Written task: Extract the records in full, leaving every picture out.
━━━━━ Extracted data ━━━━━
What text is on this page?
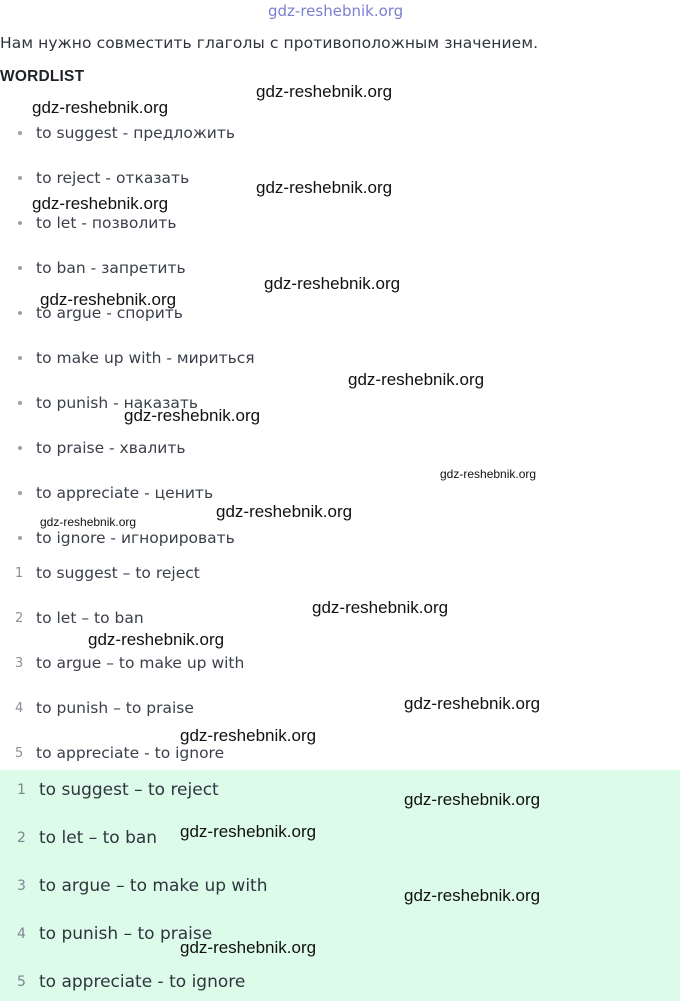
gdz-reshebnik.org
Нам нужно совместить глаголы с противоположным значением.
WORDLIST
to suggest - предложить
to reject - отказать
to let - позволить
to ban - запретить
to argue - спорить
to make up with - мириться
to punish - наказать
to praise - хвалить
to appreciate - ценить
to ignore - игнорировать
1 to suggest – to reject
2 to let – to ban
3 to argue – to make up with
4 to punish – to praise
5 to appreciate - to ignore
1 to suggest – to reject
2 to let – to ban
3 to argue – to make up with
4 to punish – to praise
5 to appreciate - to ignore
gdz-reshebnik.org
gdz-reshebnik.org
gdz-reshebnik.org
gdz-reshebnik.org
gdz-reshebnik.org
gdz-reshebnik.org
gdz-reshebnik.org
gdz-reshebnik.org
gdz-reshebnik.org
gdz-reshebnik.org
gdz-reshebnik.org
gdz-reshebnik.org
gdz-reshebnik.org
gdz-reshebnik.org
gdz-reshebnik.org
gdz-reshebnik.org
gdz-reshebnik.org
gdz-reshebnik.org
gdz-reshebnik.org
━━━━━
The response:
What text is on this page?
gdz-reshebnik.org
Нам нужно совместить глаголы с противоположным значением.
WORDLIST
to suggest - предложить
to reject - отказать
to let - позволить
to ban - запретить
to argue - спорить
to make up with - мириться
to punish - наказать
to praise - хвалить
to appreciate - ценить
to ignore - игнорировать
1 to suggest – to reject
2 to let – to ban
3 to argue – to make up with
4 to punish – to praise
5 to appreciate - to ignore
1 to suggest – to reject
2 to let – to ban
3 to argue – to make up with
4 to punish – to praise
5 to appreciate - to ignore
gdz-reshebnik.org
gdz-reshebnik.org
gdz-reshebnik.org
gdz-reshebnik.org
gdz-reshebnik.org
gdz-reshebnik.org
gdz-reshebnik.org
gdz-reshebnik.org
gdz-reshebnik.org
gdz-reshebnik.org
gdz-reshebnik.org
gdz-reshebnik.org
gdz-reshebnik.org
gdz-reshebnik.org
gdz-reshebnik.org
gdz-reshebnik.org
gdz-reshebnik.org
gdz-reshebnik.org
gdz-reshebnik.org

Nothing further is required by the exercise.